(Dataset rows about figures)
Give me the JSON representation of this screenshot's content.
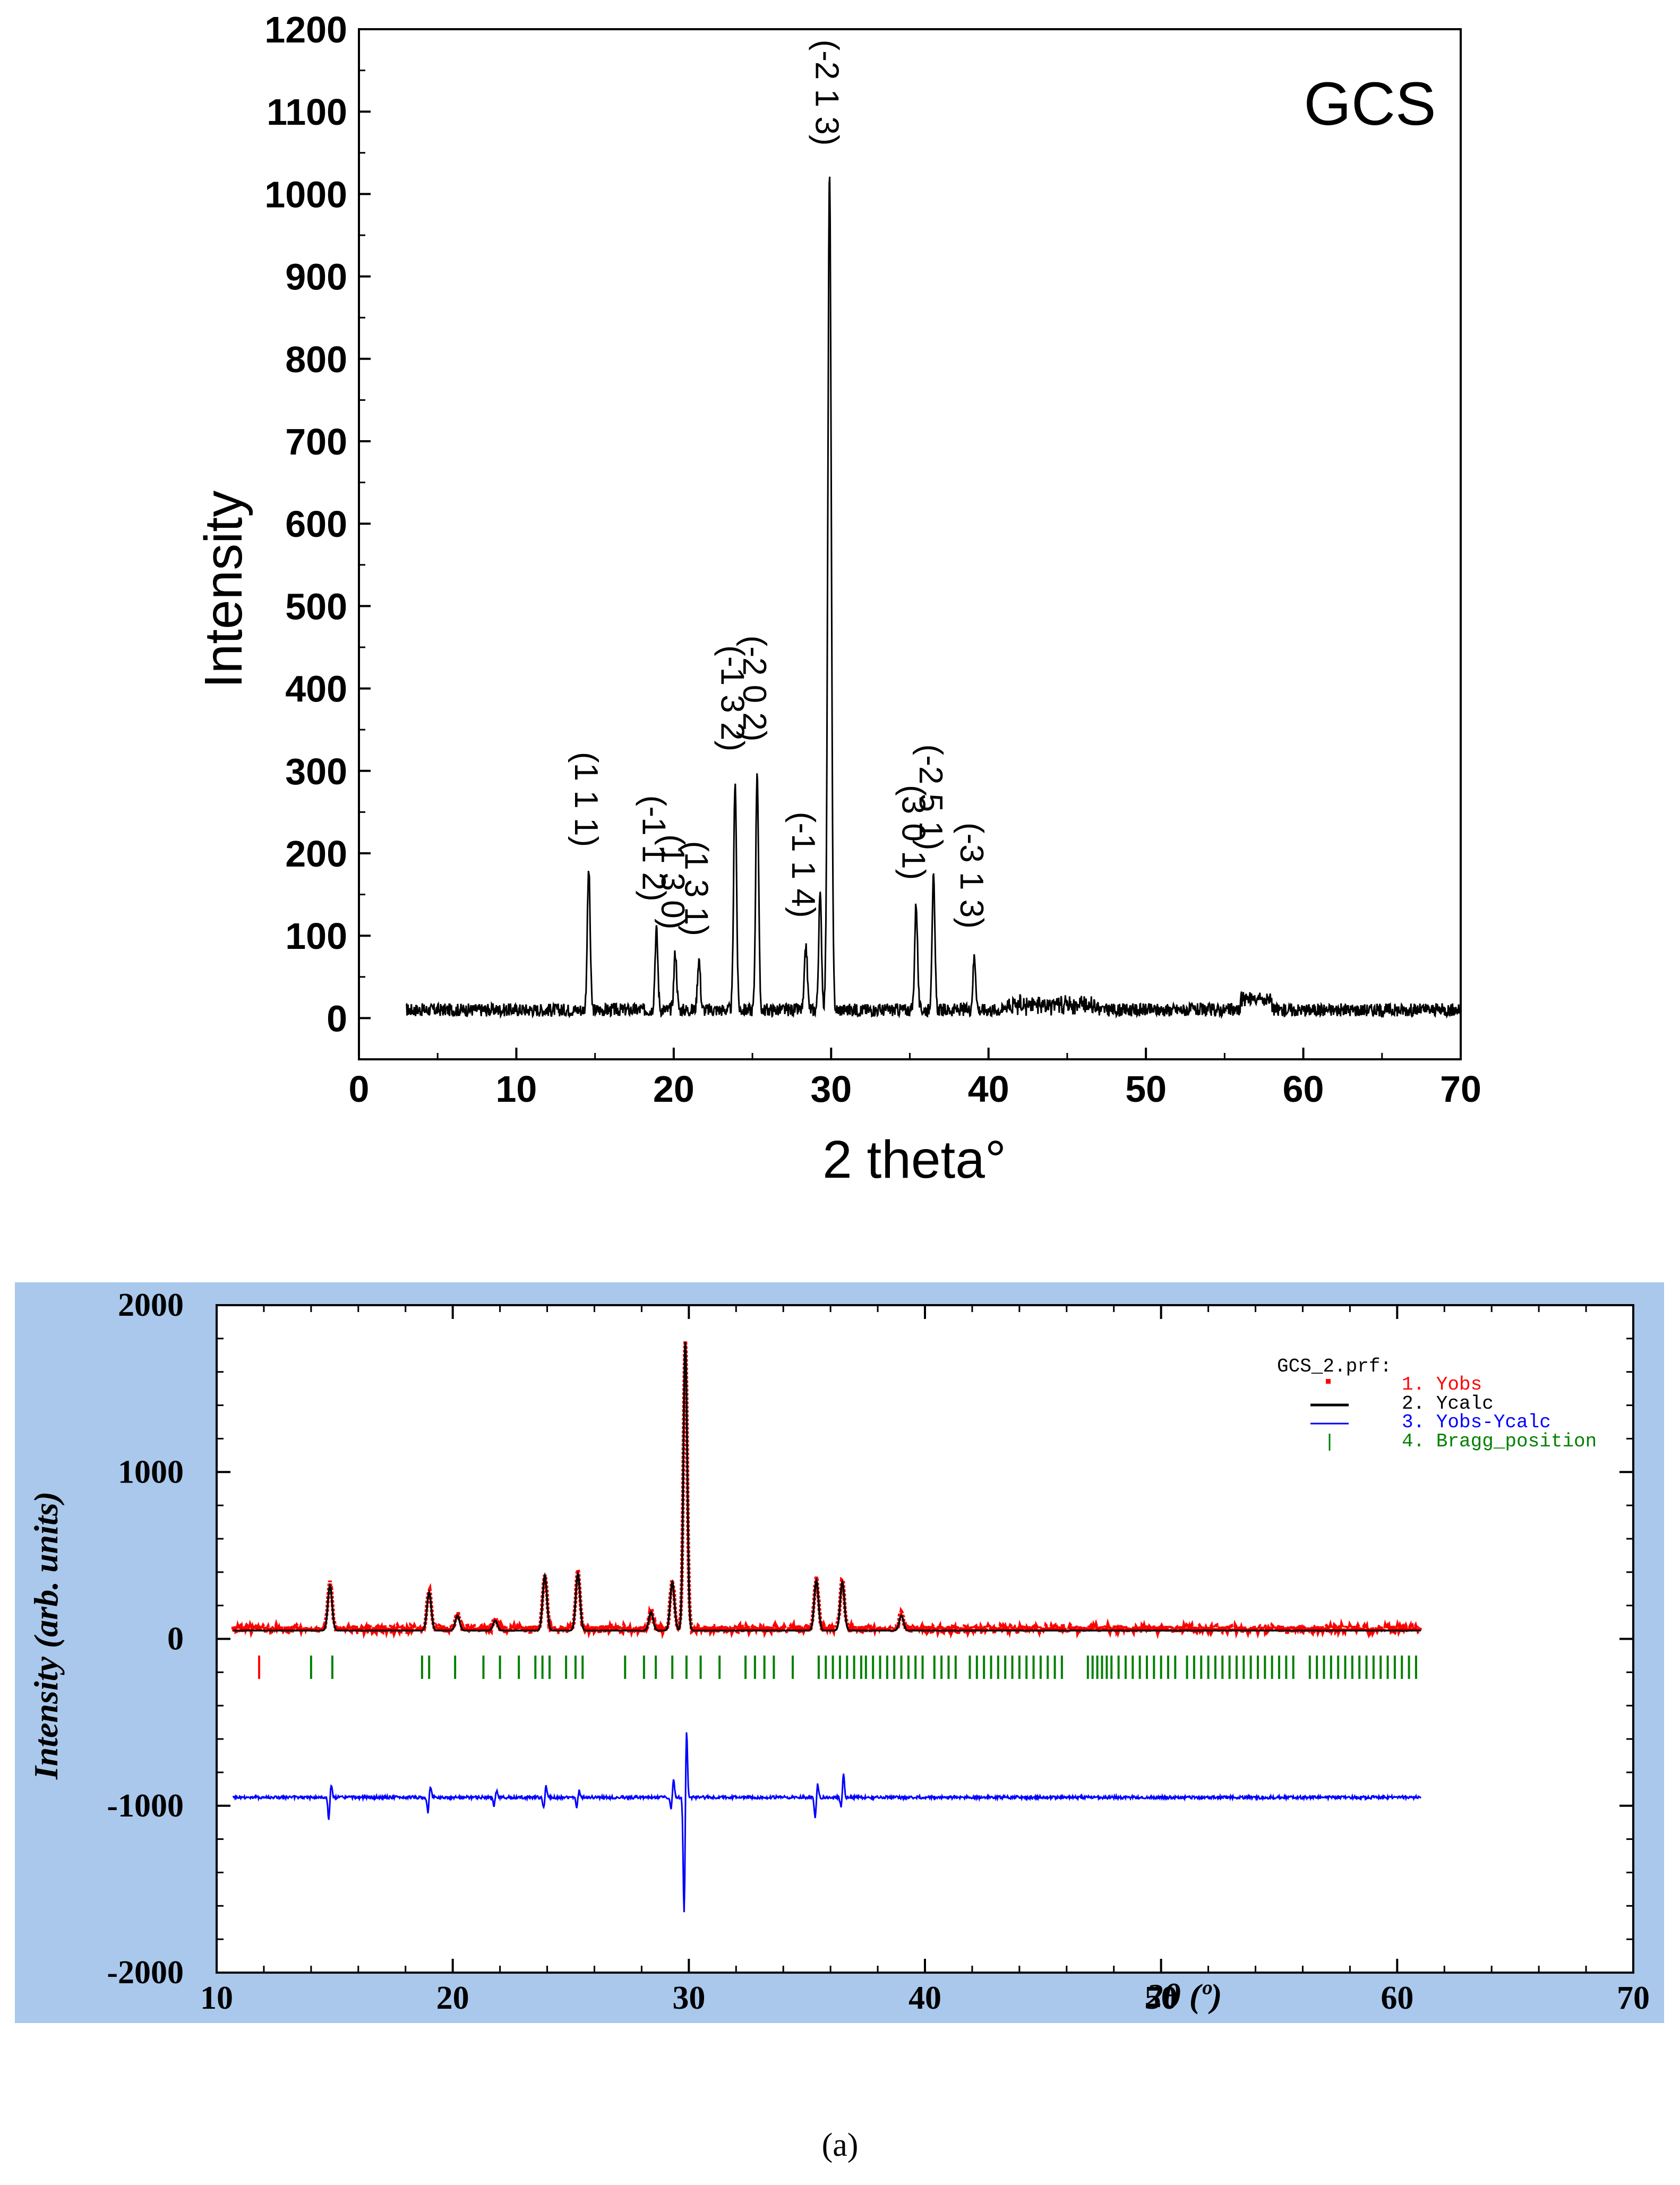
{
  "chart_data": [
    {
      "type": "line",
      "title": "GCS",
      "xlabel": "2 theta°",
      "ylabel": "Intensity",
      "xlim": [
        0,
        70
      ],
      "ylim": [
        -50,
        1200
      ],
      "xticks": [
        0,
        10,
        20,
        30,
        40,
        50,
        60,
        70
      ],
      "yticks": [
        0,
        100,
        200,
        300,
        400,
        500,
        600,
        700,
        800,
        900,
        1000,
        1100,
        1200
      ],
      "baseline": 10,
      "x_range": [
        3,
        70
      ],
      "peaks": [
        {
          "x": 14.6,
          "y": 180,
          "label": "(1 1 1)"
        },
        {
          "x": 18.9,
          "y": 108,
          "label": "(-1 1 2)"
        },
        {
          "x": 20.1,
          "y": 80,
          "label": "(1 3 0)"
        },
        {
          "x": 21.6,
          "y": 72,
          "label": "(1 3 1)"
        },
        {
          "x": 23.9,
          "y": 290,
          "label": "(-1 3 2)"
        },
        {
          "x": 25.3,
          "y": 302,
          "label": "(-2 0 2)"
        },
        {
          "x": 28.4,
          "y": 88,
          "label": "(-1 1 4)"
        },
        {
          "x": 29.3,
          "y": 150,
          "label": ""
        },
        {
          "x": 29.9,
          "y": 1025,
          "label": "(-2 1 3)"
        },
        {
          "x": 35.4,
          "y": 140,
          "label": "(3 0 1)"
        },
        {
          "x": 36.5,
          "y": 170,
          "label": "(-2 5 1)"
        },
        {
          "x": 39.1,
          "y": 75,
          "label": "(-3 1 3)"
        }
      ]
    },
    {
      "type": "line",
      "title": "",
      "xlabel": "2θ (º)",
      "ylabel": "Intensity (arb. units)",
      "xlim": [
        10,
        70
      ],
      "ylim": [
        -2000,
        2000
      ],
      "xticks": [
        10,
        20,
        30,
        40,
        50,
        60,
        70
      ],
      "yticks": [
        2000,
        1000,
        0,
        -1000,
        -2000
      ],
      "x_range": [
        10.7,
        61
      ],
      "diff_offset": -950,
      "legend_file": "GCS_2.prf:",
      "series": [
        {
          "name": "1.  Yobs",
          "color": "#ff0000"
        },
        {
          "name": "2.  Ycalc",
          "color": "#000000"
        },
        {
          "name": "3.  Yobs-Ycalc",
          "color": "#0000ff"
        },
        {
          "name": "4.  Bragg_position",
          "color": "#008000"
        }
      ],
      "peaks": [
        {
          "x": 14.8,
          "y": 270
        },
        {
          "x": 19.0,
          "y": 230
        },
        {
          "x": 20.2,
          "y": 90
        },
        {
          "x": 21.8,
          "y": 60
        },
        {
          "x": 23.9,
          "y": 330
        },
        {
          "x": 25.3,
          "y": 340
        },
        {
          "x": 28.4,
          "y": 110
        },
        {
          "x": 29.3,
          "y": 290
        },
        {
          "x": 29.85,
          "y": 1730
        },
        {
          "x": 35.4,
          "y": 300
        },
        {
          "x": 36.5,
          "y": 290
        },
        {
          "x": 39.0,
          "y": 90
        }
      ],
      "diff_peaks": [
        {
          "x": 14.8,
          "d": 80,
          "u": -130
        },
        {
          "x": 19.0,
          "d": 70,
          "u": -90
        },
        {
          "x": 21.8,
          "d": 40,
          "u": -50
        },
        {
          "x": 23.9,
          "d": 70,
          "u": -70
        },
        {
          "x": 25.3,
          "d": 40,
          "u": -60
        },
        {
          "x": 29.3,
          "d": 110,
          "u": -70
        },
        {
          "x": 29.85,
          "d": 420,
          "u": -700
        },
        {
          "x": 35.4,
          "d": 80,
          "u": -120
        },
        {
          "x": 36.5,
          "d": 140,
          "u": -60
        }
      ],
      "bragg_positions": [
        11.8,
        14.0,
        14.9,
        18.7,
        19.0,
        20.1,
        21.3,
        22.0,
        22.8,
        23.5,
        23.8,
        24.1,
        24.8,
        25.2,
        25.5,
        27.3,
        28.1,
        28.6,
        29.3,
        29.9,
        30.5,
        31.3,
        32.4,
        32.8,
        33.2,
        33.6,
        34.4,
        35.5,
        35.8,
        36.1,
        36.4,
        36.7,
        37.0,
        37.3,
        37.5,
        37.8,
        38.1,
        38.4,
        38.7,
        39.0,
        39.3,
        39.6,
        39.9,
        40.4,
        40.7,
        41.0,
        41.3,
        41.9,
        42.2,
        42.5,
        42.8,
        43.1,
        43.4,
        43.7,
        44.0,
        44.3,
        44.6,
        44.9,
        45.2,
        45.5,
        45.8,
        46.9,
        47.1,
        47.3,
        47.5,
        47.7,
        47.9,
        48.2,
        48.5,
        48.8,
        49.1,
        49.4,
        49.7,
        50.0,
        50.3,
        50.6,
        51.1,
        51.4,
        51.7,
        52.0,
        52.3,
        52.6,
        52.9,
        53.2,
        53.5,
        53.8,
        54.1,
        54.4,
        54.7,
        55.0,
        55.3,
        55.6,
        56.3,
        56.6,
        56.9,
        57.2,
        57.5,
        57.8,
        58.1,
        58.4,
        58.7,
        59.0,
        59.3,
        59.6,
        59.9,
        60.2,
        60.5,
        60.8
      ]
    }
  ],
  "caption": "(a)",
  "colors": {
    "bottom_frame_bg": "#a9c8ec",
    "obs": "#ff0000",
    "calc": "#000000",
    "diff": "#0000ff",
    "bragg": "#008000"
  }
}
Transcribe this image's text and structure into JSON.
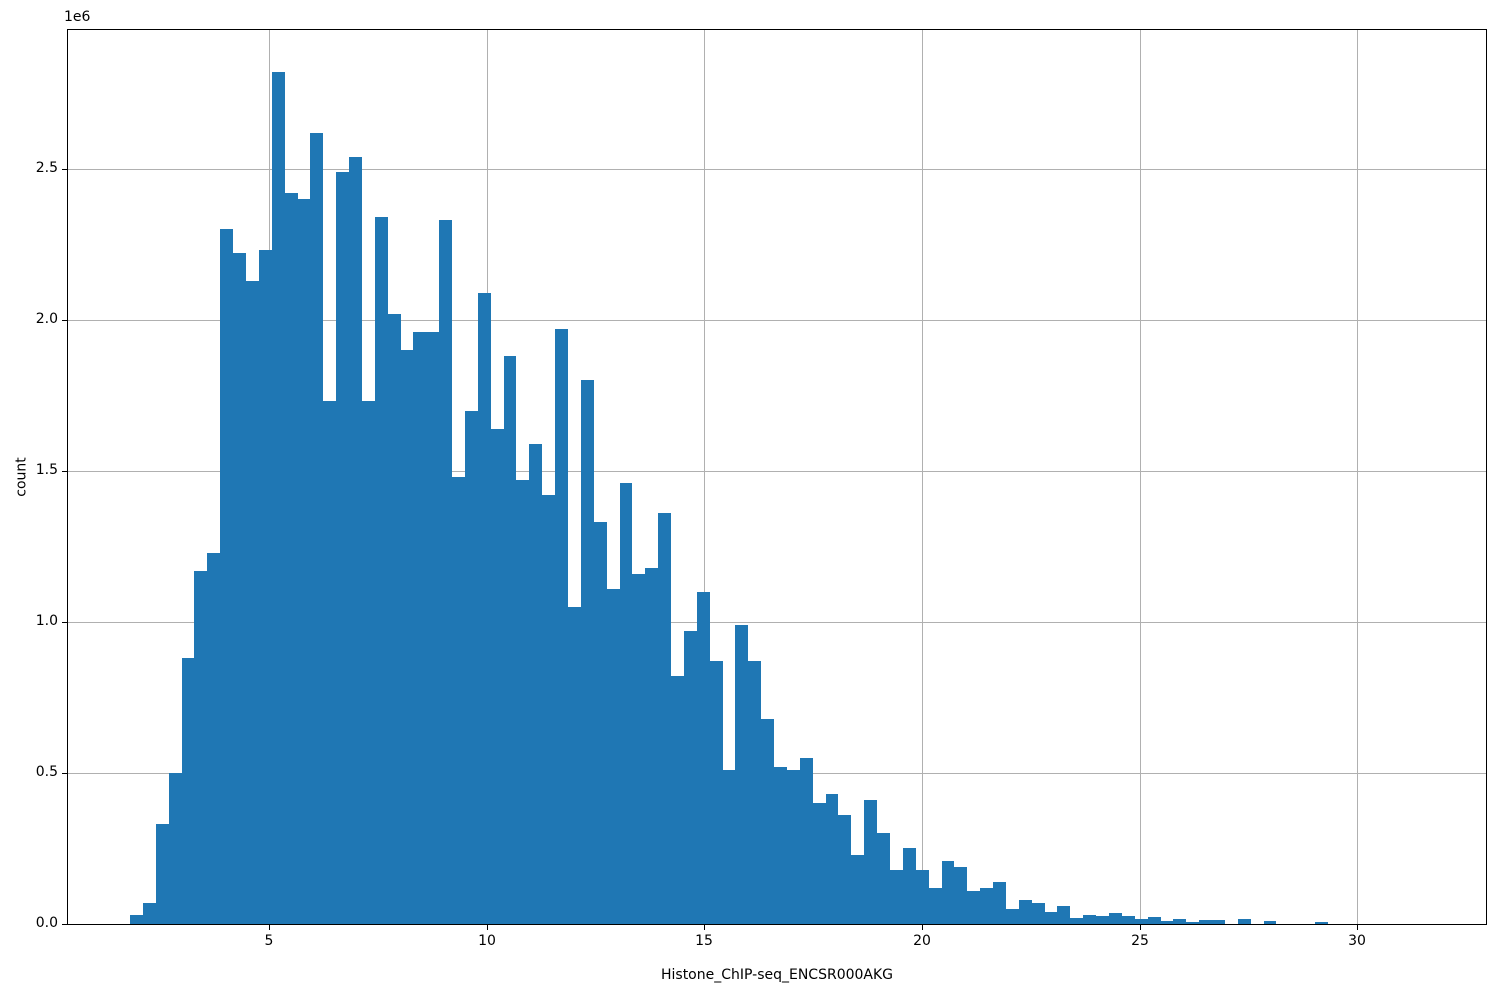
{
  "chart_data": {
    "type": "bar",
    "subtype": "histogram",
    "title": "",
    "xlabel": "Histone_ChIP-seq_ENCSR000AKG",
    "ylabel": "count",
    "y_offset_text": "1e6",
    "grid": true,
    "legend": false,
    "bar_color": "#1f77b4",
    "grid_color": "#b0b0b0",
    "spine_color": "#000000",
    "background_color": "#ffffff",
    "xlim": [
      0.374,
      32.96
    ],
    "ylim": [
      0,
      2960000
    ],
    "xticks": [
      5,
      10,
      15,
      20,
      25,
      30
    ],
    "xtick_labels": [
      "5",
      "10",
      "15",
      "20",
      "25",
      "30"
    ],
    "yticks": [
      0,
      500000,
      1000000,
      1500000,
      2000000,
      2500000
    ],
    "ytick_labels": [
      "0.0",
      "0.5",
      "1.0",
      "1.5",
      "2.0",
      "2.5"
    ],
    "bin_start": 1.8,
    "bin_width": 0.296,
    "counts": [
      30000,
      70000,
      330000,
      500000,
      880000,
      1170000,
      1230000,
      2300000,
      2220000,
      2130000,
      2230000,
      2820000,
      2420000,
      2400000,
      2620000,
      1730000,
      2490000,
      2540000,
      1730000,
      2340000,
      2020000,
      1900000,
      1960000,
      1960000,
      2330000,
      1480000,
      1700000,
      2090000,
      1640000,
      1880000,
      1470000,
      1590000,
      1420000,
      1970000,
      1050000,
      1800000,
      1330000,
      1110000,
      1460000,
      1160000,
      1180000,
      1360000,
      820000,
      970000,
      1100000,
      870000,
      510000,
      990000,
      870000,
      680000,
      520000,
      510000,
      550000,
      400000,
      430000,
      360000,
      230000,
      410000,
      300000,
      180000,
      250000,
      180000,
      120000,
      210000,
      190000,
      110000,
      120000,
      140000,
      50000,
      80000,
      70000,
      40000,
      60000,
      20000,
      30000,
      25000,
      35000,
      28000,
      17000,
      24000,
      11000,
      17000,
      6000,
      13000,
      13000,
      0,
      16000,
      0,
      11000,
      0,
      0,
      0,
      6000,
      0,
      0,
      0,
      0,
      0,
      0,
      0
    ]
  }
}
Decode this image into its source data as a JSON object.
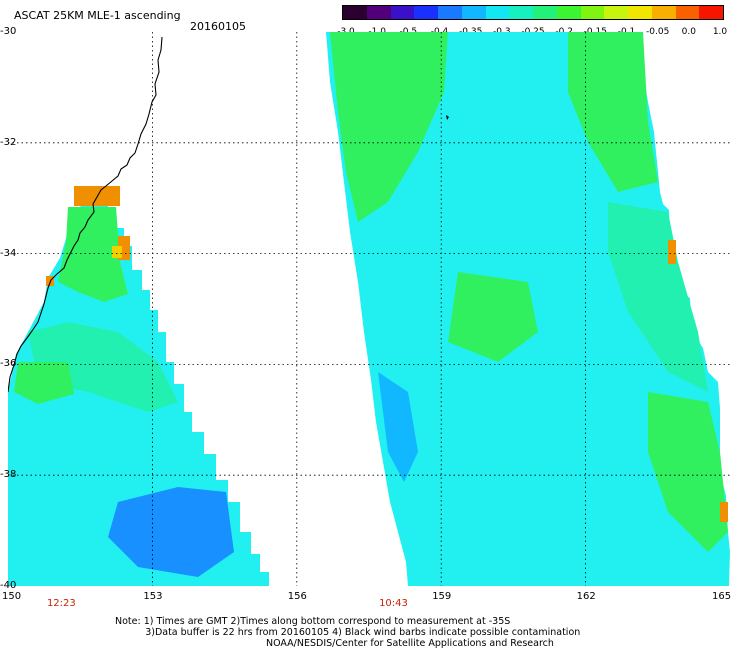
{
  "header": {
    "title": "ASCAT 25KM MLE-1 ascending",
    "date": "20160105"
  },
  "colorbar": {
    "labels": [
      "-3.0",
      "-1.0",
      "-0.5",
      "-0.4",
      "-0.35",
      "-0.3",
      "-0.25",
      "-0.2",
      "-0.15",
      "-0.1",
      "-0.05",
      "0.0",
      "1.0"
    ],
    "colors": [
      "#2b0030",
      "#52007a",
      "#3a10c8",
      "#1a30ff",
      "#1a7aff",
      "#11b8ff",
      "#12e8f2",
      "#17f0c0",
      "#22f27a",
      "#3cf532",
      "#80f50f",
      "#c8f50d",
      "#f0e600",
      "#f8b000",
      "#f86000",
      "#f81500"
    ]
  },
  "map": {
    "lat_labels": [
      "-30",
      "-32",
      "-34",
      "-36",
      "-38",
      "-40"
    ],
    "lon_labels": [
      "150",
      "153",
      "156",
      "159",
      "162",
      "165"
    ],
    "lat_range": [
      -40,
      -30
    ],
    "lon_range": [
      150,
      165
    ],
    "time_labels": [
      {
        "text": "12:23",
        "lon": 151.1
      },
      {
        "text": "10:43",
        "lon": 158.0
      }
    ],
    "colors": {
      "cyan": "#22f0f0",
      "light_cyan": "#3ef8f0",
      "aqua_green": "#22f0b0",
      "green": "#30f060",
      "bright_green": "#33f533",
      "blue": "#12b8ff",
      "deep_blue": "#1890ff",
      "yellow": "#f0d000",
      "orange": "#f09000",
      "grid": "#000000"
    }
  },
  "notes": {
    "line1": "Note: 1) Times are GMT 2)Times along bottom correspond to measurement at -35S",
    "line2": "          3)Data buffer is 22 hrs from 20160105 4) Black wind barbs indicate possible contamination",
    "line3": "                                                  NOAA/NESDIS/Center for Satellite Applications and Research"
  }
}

Instruction: Lines of the material that contain the word "Intensity" are to be gathered.

Solution to this exercise:
      "ylabel": "Intensity",
      "ylabel": "Intensity (arb. units)",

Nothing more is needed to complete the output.